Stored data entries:
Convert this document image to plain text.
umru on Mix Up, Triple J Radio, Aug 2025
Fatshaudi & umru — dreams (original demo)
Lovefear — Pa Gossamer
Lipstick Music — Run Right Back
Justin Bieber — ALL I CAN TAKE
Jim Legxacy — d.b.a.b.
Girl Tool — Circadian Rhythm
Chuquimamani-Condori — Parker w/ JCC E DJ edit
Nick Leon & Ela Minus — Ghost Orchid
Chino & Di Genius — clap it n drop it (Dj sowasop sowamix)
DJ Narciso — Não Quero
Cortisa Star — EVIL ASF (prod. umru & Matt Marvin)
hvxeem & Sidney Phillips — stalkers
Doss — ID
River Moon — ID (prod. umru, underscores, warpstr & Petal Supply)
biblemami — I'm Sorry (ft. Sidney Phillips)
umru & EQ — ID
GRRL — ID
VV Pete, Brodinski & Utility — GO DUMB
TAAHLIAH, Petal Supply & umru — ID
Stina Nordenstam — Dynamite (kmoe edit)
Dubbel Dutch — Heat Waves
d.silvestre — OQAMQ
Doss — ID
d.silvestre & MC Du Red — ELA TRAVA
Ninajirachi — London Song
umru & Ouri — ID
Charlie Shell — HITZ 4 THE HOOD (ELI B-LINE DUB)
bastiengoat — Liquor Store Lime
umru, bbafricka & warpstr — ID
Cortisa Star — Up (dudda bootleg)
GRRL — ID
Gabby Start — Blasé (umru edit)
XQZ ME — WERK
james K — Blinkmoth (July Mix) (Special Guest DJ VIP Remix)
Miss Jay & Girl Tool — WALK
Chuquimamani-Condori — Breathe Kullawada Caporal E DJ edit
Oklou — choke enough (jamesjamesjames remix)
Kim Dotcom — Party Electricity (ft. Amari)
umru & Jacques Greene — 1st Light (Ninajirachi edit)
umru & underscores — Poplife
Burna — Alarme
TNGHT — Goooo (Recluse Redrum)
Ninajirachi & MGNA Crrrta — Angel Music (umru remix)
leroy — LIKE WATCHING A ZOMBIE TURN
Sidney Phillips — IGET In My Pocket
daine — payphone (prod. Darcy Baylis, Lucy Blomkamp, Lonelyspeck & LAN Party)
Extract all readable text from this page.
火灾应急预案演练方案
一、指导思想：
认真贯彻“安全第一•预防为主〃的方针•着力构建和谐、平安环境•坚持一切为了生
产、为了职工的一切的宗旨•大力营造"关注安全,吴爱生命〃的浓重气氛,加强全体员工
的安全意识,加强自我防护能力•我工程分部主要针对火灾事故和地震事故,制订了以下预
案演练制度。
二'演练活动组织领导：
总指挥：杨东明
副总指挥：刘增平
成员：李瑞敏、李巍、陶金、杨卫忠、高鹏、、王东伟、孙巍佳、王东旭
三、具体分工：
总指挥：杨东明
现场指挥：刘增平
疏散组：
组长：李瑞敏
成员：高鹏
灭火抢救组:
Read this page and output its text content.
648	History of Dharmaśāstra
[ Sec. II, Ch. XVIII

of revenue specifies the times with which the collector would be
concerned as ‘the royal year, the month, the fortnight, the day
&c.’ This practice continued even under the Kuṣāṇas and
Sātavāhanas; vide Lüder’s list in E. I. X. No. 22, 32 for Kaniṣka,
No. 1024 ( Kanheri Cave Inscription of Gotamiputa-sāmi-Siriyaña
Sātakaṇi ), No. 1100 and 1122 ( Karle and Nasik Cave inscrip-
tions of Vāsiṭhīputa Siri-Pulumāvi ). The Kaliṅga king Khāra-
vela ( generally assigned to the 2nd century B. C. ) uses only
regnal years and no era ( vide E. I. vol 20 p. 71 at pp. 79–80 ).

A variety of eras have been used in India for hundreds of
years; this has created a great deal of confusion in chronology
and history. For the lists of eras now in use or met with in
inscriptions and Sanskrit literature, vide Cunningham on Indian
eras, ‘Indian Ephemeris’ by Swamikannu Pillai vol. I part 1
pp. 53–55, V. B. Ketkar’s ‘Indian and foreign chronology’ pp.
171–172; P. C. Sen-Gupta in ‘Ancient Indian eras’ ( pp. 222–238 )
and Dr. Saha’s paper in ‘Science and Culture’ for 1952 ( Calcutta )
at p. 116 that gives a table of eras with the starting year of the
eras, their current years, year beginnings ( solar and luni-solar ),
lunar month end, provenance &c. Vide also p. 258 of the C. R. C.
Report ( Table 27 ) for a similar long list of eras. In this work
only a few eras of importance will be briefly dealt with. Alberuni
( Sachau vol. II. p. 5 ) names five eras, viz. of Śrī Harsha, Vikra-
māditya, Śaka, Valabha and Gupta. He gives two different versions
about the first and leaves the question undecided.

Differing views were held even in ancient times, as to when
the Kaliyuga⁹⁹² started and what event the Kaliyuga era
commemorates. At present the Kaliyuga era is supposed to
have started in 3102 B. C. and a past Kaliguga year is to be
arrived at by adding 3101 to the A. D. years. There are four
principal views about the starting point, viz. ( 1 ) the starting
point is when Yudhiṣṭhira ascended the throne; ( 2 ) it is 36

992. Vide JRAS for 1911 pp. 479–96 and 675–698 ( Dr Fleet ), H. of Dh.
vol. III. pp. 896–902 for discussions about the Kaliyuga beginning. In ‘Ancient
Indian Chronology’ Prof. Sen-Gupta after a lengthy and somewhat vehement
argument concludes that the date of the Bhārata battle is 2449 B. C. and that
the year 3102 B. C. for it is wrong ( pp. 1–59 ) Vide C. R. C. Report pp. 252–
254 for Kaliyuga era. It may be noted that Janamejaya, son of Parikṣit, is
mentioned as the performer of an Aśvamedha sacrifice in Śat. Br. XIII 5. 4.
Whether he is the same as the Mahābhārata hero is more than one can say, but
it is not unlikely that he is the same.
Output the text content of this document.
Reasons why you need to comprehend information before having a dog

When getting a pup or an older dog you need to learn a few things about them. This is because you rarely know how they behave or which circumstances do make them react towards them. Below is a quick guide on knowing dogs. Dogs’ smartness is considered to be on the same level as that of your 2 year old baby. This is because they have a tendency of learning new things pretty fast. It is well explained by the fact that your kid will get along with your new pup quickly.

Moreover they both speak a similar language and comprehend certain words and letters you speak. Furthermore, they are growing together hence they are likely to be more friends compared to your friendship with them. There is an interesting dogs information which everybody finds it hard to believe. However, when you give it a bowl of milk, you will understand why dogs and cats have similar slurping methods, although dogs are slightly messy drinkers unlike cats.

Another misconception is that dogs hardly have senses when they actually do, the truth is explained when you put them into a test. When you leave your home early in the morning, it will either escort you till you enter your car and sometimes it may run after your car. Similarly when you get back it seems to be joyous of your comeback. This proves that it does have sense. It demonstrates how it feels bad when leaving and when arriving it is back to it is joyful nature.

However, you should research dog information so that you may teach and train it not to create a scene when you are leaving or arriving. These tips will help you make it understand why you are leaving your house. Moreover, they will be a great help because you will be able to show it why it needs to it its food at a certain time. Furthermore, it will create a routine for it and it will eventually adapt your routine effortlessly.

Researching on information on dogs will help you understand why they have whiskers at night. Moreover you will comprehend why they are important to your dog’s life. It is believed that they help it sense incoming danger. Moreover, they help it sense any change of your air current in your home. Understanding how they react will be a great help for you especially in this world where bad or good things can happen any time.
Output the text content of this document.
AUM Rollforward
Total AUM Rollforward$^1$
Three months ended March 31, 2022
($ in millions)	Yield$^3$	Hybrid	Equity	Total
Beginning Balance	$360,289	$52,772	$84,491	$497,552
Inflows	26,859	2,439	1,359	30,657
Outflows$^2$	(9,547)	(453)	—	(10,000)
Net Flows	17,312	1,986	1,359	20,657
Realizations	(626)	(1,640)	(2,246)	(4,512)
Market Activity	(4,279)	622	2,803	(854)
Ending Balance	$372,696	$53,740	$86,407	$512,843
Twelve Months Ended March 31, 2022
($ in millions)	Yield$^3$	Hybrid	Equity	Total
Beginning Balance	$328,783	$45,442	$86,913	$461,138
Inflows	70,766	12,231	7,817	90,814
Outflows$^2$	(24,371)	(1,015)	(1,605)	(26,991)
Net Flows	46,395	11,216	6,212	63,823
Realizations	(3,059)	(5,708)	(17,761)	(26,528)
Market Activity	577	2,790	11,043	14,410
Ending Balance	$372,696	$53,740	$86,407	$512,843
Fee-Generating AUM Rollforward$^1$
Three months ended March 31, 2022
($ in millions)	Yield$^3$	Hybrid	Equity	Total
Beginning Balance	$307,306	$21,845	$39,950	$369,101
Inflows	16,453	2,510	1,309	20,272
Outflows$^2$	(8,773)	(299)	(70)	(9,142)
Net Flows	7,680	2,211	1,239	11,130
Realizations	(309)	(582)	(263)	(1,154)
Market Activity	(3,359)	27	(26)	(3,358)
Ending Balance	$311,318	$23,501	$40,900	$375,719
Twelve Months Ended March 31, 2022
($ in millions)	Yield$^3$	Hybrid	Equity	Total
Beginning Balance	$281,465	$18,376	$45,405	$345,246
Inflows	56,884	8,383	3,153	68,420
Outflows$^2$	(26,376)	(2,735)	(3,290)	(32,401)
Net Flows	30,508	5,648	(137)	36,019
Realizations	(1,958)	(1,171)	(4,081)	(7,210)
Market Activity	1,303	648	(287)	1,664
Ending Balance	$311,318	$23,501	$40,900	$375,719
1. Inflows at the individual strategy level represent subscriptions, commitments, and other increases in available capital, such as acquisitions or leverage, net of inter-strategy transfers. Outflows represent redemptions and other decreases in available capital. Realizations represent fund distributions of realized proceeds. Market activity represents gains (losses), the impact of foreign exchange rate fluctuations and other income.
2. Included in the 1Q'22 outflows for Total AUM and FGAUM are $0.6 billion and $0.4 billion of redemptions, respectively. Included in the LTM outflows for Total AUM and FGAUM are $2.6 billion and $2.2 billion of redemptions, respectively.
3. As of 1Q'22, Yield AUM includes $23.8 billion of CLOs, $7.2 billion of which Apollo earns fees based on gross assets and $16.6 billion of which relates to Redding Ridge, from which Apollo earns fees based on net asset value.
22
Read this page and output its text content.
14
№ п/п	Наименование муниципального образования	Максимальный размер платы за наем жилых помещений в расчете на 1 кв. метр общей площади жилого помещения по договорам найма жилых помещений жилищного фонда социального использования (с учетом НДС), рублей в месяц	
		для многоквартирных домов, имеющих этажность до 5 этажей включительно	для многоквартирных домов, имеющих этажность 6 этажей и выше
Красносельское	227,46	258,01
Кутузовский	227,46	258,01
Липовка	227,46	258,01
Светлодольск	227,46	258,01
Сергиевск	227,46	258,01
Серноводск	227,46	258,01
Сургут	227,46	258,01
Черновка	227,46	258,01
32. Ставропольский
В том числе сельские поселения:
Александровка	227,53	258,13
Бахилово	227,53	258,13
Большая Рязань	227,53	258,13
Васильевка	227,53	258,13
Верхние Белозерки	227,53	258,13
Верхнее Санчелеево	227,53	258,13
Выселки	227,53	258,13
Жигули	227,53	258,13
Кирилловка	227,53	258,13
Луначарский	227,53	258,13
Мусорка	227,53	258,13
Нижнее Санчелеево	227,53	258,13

▶ _GOAL_
Extract every line above that contains the word "edit".

▶ _EXERCISE ANSWER_
Chuquimamani-Condori — Parker w/ JCC E DJ edit
Stina Nordenstam — Dynamite (kmoe edit)
Gabby Start — Blasé (umru edit)
Chuquimamani-Condori — Breathe Kullawada Caporal E DJ edit
umru & Jacques Greene — 1st Light (Ninajirachi edit)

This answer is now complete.